Selected passage:
┌──
Amendments (Textual)
F1S. 175 substituted (1.9.2007) by Gambling Act 2005 (c. 19), ss. 356, 358, Sch. 17 (with ss. 352, 354); S.I. 2006/3272, art. 2(4)
(1)The conduct of a lottery which, but for this subsection, would to any extent constitute a licensable activity by reason of one or more of the prizes in the lottery consisting of alcohol, is not (for that reason alone) to be treated as constituting a licensable activity if—
(a)the lottery is promoted as an incident of an exempt entertainment,
(b)after the deduction of all relevant expenses, the whole proceeds of the entertainment (including those of the lottery) are applied for purposes other than private gain, and
(c)subsection (2) does not apply.
(2)This subsection applies if—
(a)the alcohol consists of or includes alcohol not in a sealed container,
(b)any prize in the lottery is a money prize,
(c)a ticket or chance in the lottery is sold or issued, or the result of the lottery is declared, other than at the premises where the entertainment takes place and during the entertainment, or
(d)the opportunity to participate in a lottery or in gaming is the only or main inducement to attend the entertainment.
└──
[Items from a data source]
┌──
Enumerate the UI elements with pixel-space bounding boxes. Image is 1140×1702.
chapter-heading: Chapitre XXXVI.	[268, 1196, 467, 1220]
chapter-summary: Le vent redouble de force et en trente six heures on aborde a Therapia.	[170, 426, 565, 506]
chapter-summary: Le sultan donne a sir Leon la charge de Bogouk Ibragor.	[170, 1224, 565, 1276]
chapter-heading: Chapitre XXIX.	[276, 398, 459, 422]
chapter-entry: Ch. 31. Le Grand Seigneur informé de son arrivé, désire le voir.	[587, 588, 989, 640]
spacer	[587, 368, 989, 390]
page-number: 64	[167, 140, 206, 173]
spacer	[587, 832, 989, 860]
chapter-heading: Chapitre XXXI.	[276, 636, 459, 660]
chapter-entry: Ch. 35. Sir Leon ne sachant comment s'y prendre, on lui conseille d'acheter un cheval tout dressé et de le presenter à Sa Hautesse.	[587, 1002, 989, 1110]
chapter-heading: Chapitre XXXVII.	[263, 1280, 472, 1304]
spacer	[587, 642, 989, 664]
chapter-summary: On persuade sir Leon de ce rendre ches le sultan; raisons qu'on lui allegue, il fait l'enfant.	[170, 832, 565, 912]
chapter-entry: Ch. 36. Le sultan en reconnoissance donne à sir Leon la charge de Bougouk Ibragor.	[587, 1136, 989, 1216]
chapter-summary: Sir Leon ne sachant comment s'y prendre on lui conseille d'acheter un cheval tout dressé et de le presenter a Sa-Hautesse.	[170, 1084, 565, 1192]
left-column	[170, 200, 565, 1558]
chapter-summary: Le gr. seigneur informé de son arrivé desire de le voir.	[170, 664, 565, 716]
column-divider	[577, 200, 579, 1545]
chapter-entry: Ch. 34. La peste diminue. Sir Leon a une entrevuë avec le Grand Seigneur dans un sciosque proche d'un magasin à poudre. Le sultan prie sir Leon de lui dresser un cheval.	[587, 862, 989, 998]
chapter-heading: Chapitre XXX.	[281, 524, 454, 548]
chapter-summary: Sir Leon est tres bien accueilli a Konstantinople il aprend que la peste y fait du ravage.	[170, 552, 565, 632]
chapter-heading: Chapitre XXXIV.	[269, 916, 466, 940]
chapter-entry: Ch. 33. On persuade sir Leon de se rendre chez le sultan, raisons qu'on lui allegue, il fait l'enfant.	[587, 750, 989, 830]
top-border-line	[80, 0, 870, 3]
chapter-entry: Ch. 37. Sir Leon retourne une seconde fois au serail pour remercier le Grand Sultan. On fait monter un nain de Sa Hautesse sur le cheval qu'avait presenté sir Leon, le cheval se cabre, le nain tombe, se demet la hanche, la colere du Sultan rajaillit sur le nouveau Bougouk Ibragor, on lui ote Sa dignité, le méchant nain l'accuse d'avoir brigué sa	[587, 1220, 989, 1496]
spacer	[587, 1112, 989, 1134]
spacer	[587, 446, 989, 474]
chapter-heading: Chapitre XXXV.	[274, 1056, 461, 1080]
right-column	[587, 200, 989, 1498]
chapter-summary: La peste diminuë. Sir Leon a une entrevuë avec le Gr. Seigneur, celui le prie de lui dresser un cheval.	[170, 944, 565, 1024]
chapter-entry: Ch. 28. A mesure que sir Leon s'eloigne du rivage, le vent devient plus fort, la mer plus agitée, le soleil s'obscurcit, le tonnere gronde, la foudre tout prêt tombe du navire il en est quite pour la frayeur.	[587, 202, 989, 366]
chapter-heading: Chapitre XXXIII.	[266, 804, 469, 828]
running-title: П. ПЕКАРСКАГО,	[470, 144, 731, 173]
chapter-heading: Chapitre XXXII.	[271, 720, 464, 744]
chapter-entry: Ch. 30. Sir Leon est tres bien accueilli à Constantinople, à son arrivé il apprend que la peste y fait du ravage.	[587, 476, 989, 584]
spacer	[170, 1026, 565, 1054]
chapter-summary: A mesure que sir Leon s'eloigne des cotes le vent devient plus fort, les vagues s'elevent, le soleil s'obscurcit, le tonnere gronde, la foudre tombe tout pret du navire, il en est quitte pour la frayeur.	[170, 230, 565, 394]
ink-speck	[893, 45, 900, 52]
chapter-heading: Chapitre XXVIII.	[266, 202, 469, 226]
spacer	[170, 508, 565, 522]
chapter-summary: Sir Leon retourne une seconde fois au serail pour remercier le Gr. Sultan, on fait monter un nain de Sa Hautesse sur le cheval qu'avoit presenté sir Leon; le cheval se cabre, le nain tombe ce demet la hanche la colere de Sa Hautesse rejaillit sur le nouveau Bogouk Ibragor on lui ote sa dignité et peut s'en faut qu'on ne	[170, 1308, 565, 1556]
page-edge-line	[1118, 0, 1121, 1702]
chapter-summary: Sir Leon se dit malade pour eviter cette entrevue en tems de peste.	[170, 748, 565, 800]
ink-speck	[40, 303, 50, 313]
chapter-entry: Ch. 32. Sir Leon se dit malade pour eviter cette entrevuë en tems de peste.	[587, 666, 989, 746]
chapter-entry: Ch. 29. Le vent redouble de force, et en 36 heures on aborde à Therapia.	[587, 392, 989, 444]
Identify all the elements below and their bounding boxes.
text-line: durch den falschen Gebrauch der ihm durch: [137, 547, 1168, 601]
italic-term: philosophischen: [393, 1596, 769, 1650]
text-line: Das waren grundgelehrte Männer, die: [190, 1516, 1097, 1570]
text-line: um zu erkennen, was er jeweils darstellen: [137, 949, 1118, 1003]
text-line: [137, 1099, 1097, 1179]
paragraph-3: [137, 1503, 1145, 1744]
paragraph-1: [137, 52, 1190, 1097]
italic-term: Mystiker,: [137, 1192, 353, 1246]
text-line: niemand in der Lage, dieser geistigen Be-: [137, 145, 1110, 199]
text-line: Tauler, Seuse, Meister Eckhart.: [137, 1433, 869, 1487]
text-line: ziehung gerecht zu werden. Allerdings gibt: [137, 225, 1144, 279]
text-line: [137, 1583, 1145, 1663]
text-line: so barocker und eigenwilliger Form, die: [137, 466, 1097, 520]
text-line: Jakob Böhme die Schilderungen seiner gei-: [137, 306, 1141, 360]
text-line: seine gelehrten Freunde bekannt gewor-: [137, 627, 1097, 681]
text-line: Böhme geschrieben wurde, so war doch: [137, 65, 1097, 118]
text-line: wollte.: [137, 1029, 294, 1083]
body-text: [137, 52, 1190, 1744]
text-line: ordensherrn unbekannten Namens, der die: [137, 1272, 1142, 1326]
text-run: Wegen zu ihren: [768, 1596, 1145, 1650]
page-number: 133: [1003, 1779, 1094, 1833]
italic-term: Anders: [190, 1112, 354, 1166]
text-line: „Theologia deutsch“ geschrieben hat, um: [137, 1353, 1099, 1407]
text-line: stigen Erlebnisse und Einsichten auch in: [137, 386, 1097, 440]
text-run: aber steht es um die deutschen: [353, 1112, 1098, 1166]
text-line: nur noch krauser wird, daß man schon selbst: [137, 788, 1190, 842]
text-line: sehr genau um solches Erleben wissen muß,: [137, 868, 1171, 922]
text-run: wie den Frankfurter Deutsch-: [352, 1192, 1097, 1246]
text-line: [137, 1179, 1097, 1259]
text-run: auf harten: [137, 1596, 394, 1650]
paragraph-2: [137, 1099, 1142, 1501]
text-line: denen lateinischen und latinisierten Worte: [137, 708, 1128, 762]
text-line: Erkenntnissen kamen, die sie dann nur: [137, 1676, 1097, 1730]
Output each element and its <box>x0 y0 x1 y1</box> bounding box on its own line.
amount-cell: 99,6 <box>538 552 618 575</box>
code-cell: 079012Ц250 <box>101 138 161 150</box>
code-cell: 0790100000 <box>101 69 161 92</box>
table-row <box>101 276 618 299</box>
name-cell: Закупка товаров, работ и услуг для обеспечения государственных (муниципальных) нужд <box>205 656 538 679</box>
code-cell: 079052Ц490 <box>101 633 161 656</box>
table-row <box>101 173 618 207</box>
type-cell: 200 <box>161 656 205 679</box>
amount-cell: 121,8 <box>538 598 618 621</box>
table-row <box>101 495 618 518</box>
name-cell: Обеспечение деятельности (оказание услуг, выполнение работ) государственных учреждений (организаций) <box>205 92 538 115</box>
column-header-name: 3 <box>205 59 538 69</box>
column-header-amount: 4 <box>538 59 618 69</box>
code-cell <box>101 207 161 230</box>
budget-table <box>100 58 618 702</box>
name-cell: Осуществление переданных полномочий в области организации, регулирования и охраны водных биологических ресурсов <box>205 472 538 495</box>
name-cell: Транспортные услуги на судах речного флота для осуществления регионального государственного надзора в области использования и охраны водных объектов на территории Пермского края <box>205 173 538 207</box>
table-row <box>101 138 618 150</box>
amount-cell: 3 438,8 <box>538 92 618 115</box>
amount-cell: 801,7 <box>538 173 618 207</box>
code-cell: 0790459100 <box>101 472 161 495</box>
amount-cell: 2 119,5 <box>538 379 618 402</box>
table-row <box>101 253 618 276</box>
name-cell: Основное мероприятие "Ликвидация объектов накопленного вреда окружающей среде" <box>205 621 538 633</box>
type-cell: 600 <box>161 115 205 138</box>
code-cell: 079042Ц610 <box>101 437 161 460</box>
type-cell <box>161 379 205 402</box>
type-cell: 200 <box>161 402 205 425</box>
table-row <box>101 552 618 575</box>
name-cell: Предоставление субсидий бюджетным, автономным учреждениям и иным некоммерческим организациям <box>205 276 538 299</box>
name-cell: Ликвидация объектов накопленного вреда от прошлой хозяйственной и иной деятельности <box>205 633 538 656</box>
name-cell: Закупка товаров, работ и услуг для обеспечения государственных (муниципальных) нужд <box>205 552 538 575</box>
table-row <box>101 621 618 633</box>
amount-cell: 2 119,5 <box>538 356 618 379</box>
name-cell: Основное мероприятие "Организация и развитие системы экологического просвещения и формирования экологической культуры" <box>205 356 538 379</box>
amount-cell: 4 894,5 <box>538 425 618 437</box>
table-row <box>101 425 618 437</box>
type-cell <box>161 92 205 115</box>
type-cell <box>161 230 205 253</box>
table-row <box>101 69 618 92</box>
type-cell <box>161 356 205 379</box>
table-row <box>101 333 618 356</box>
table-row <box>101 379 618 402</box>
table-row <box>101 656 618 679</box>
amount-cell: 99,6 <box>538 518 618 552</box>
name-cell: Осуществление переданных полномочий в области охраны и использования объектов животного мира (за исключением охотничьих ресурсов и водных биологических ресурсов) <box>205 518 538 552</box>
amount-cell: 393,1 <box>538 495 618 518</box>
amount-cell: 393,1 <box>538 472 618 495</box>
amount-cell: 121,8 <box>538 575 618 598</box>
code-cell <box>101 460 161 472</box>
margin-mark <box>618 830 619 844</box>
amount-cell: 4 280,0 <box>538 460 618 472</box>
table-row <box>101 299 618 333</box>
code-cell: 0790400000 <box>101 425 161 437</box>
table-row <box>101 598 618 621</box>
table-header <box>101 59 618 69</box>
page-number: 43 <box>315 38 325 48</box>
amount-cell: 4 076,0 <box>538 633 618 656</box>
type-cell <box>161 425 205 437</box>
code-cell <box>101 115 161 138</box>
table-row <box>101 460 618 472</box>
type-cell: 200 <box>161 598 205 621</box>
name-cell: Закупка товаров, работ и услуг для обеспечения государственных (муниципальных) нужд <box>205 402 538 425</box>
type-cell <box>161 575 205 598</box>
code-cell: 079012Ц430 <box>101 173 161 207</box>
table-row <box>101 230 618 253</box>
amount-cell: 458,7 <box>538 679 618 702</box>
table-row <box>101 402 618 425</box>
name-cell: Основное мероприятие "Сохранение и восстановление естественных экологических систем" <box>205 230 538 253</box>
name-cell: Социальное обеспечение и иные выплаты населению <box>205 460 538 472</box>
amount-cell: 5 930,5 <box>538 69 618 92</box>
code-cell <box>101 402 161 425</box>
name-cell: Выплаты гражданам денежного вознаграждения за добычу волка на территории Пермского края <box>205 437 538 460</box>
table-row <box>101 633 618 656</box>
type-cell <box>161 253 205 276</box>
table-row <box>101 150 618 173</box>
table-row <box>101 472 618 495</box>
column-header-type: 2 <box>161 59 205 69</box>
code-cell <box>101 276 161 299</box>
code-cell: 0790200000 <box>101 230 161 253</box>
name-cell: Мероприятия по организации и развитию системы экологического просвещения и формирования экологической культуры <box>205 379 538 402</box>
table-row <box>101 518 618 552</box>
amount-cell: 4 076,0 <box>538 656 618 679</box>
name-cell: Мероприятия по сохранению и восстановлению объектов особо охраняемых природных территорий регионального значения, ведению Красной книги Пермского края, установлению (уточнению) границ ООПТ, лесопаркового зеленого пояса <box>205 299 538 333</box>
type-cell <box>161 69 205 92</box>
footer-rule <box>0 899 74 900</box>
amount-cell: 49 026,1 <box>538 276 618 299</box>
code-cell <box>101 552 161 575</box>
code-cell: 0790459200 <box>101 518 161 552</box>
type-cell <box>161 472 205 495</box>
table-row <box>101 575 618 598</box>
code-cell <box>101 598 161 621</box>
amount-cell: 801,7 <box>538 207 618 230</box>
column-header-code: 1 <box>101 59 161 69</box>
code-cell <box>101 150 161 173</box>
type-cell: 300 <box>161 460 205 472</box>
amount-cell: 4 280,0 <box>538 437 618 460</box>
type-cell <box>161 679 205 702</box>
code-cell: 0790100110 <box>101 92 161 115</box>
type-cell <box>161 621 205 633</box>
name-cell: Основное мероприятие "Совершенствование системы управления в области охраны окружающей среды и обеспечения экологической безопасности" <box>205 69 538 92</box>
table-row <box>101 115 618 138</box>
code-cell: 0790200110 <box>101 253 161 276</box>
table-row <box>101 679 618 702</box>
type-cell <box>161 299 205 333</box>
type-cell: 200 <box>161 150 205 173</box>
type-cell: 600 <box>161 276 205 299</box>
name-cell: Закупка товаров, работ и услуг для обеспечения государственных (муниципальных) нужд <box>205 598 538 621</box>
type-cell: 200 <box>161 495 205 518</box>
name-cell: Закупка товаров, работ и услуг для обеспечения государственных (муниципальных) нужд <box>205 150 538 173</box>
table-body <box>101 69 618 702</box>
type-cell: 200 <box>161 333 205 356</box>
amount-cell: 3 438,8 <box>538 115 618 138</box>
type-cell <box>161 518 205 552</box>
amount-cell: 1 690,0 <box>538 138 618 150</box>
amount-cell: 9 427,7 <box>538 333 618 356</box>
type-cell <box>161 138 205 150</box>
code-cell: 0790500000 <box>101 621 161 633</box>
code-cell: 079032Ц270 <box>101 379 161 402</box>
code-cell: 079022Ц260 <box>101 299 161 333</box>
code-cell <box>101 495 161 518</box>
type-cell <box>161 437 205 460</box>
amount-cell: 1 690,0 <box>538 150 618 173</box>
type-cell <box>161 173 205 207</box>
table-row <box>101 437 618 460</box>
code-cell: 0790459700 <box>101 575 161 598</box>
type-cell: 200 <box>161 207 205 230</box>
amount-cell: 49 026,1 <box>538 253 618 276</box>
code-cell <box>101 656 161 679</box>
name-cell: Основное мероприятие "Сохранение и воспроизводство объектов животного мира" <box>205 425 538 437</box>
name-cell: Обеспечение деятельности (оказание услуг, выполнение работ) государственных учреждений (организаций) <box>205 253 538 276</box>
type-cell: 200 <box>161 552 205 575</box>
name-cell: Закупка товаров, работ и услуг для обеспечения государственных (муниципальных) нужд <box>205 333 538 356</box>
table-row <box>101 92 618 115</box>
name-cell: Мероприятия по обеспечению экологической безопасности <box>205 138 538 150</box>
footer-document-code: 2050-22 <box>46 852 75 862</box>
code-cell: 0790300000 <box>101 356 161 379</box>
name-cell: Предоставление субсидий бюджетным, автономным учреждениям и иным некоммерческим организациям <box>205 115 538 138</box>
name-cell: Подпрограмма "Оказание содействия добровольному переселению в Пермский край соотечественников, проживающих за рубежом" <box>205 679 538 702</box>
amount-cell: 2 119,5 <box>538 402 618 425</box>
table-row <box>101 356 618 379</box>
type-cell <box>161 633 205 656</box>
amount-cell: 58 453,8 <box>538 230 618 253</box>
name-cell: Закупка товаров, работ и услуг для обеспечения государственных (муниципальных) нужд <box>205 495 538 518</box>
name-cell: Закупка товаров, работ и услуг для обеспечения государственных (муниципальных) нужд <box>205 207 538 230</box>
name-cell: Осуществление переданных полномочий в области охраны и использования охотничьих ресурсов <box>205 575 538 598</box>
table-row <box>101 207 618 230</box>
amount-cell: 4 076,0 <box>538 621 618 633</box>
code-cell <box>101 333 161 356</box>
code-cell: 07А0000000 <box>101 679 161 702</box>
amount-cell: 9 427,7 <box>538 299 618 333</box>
└──
Exercise task 1:
Answer these questions about the passage on lotteries with alcohol prizes, one line each:
(a) Which Act substituted section 175, and from what date?
(b) After all relevant expenses are deducted, how must the whole proceeds of the entertainment be applied?
(c) Under subsection (2), what condition about the alcohol causes that subsection to apply?
Exercise task 2: Carry on the passage on lotteries with alcohol prizes from where it stops, writing the next part of the provision.

Expected answer 1:
(a) The Gambling Act 2005 (c. 19), from 1.9.2007.
(b) They must be applied for purposes other than private gain.
(c) The alcohol consists of or includes alcohol not in a sealed container.

Expected answer 2:
(3)For the purposes of subsection (1)(b), the following are relevant expenses—
(a)the expenses of the entertainment, excluding expenses incurred in connection with the lottery,
(b)the expenses incurred in printing tickets in the lottery,
(c)such reasonable and proper expenses as the promoters of the lottery appropriate on account of any expenses they incur in buying prizes in the lottery.
(4)In this section—
“exempt entertainment” has the same meaning as in section 3(1) of the Lotteries and Amusements Act 1976 (c. 32);
“gaming” has the meaning given by section 52 of the Gaming Act 1968 (c. 65);
“money” and “ticket” have the meaning given by section 23 of the Lotteries and Amusements Act 1976; and
“private gain”, in relation to the proceeds of an entertainment, is to be construed in accordance with section 22 of that Act.